▶ _INSTRUCTION_: Please transcribe the data below exactly. Leave the pictures out.

▶ _EXERCISE MATERIAL_:
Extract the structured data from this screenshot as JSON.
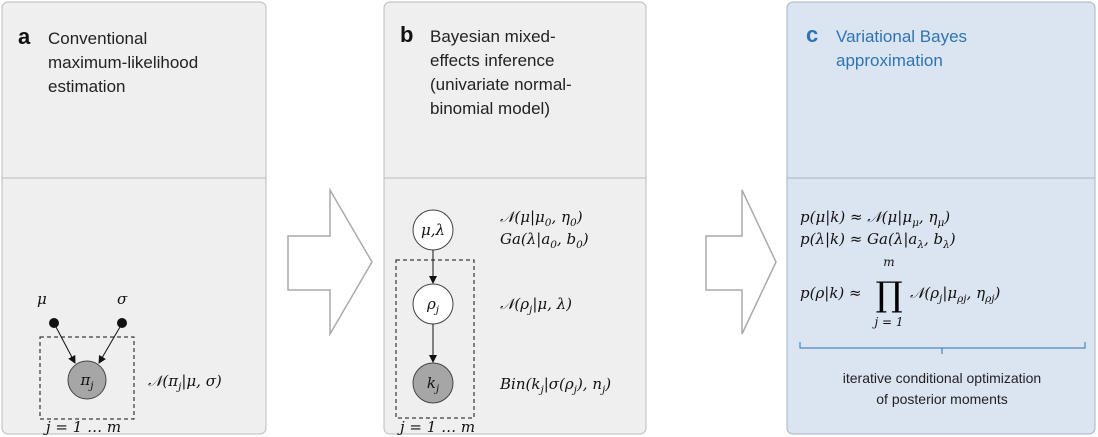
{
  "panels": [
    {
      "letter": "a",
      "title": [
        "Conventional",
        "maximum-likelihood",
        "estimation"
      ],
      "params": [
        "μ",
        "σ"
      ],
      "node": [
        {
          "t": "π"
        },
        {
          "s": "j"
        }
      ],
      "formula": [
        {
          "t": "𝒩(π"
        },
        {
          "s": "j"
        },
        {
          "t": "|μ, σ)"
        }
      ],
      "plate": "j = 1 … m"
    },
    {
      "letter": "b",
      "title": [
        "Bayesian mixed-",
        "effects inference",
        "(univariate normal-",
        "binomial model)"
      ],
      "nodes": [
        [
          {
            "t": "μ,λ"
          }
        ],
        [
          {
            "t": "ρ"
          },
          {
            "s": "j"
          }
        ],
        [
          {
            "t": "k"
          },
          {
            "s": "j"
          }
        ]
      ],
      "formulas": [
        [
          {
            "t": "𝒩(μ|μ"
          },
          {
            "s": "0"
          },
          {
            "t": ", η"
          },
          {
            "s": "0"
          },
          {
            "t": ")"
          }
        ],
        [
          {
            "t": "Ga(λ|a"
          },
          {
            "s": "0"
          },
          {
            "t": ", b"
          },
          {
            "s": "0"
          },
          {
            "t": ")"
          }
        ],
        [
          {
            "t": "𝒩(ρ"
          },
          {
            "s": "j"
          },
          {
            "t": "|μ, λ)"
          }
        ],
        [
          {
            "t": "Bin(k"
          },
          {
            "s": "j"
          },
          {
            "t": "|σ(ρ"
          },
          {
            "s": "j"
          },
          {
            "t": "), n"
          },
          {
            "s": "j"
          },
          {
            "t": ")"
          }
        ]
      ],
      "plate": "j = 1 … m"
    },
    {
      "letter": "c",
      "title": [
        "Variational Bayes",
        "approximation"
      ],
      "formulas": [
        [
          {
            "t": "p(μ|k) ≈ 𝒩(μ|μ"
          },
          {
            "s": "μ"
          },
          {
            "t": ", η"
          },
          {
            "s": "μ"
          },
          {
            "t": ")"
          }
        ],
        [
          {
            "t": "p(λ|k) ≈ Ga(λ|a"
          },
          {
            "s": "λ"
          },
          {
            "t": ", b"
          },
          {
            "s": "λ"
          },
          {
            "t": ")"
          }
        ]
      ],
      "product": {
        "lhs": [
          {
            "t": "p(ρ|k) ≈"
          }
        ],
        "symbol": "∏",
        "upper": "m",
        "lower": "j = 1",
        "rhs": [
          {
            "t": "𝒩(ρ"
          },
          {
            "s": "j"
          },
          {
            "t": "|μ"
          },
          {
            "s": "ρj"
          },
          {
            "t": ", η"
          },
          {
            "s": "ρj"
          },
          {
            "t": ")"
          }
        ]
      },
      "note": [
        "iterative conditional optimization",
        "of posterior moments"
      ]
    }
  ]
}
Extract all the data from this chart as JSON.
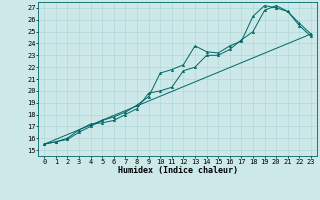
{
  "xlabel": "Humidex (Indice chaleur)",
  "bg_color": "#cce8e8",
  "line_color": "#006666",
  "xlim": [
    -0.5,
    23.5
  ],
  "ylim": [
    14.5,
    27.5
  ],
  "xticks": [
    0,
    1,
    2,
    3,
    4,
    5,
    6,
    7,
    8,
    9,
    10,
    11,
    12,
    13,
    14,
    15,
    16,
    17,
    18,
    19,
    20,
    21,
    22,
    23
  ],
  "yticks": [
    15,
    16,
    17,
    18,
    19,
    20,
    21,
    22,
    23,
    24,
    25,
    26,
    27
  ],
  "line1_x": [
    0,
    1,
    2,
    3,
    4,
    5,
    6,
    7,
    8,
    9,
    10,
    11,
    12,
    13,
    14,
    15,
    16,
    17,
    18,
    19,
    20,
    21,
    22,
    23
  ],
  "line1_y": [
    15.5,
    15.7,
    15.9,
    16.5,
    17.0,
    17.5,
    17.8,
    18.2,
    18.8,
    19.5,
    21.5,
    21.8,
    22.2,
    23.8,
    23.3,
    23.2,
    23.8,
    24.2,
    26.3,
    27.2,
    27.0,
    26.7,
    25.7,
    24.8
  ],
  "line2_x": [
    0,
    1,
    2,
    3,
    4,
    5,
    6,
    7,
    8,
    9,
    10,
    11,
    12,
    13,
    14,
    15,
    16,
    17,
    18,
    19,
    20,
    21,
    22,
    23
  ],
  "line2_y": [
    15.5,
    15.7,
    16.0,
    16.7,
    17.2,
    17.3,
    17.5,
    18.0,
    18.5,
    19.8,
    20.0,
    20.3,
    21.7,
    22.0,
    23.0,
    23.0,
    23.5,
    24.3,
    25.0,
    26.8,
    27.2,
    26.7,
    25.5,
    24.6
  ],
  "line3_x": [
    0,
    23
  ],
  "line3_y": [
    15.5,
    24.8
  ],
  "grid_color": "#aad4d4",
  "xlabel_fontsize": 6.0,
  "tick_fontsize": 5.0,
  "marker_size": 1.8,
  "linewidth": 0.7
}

▶ _TASK RESPONSE_:
Extract the structured data from this screenshot as JSON.
{
  "panels": [
    {
      "letter": "a",
      "title": [
        "Conventional",
        "maximum-likelihood",
        "estimation"
      ],
      "params": [
        "μ",
        "σ"
      ],
      "node": [
        {
          "t": "π"
        },
        {
          "s": "j"
        }
      ],
      "formula": [
        {
          "t": "𝒩(π"
        },
        {
          "s": "j"
        },
        {
          "t": "|μ, σ)"
        }
      ],
      "plate": "j = 1 … m"
    },
    {
      "letter": "b",
      "title": [
        "Bayesian mixed-",
        "effects inference",
        "(univariate normal-",
        "binomial model)"
      ],
      "nodes": [
        [
          {
            "t": "μ,λ"
          }
        ],
        [
          {
            "t": "ρ"
          },
          {
            "s": "j"
          }
        ],
        [
          {
            "t": "k"
          },
          {
            "s": "j"
          }
        ]
      ],
      "formulas": [
        [
          {
            "t": "𝒩(μ|μ"
          },
          {
            "s": "0"
          },
          {
            "t": ", η"
          },
          {
            "s": "0"
          },
          {
            "t": ")"
          }
        ],
        [
          {
            "t": "Ga(λ|a"
          },
          {
            "s": "0"
          },
          {
            "t": ", b"
          },
          {
            "s": "0"
          },
          {
            "t": ")"
          }
        ],
        [
          {
            "t": "𝒩(ρ"
          },
          {
            "s": "j"
          },
          {
            "t": "|μ, λ)"
          }
        ],
        [
          {
            "t": "Bin(k"
          },
          {
            "s": "j"
          },
          {
            "t": "|σ(ρ"
          },
          {
            "s": "j"
          },
          {
            "t": "), n"
          },
          {
            "s": "j"
          },
          {
            "t": ")"
          }
        ]
      ],
      "plate": "j = 1 … m"
    },
    {
      "letter": "c",
      "title": [
        "Variational Bayes",
        "approximation"
      ],
      "formulas": [
        [
          {
            "t": "p(μ|k) ≈ 𝒩(μ|μ"
          },
          {
            "s": "μ"
          },
          {
            "t": ", η"
          },
          {
            "s": "μ"
          },
          {
            "t": ")"
          }
        ],
        [
          {
            "t": "p(λ|k) ≈ Ga(λ|a"
          },
          {
            "s": "λ"
          },
          {
            "t": ", b"
          },
          {
            "s": "λ"
          },
          {
            "t": ")"
          }
        ]
      ],
      "product": {
        "lhs": [
          {
            "t": "p(ρ|k) ≈"
          }
        ],
        "symbol": "∏",
        "upper": "m",
        "lower": "j = 1",
        "rhs": [
          {
            "t": "𝒩(ρ"
          },
          {
            "s": "j"
          },
          {
            "t": "|μ"
          },
          {
            "s": "ρj"
          },
          {
            "t": ", η"
          },
          {
            "s": "ρj"
          },
          {
            "t": ")"
          }
        ]
      },
      "note": [
        "iterative conditional optimization",
        "of posterior moments"
      ]
    }
  ]
}
Extract all the data from this chart as JSON.
{
  "xlabel": "Humidex (Indice chaleur)",
  "bg_color": "#cce8e8",
  "line_color": "#006666",
  "xlim": [
    -0.5,
    23.5
  ],
  "ylim": [
    14.5,
    27.5
  ],
  "xticks": [
    0,
    1,
    2,
    3,
    4,
    5,
    6,
    7,
    8,
    9,
    10,
    11,
    12,
    13,
    14,
    15,
    16,
    17,
    18,
    19,
    20,
    21,
    22,
    23
  ],
  "yticks": [
    15,
    16,
    17,
    18,
    19,
    20,
    21,
    22,
    23,
    24,
    25,
    26,
    27
  ],
  "line1_x": [
    0,
    1,
    2,
    3,
    4,
    5,
    6,
    7,
    8,
    9,
    10,
    11,
    12,
    13,
    14,
    15,
    16,
    17,
    18,
    19,
    20,
    21,
    22,
    23
  ],
  "line1_y": [
    15.5,
    15.7,
    15.9,
    16.5,
    17.0,
    17.5,
    17.8,
    18.2,
    18.8,
    19.5,
    21.5,
    21.8,
    22.2,
    23.8,
    23.3,
    23.2,
    23.8,
    24.2,
    26.3,
    27.2,
    27.0,
    26.7,
    25.7,
    24.8
  ],
  "line2_x": [
    0,
    1,
    2,
    3,
    4,
    5,
    6,
    7,
    8,
    9,
    10,
    11,
    12,
    13,
    14,
    15,
    16,
    17,
    18,
    19,
    20,
    21,
    22,
    23
  ],
  "line2_y": [
    15.5,
    15.7,
    16.0,
    16.7,
    17.2,
    17.3,
    17.5,
    18.0,
    18.5,
    19.8,
    20.0,
    20.3,
    21.7,
    22.0,
    23.0,
    23.0,
    23.5,
    24.3,
    25.0,
    26.8,
    27.2,
    26.7,
    25.5,
    24.6
  ],
  "line3_x": [
    0,
    23
  ],
  "line3_y": [
    15.5,
    24.8
  ],
  "grid_color": "#aad4d4",
  "xlabel_fontsize": 6.0,
  "tick_fontsize": 5.0,
  "marker_size": 1.8,
  "linewidth": 0.7
}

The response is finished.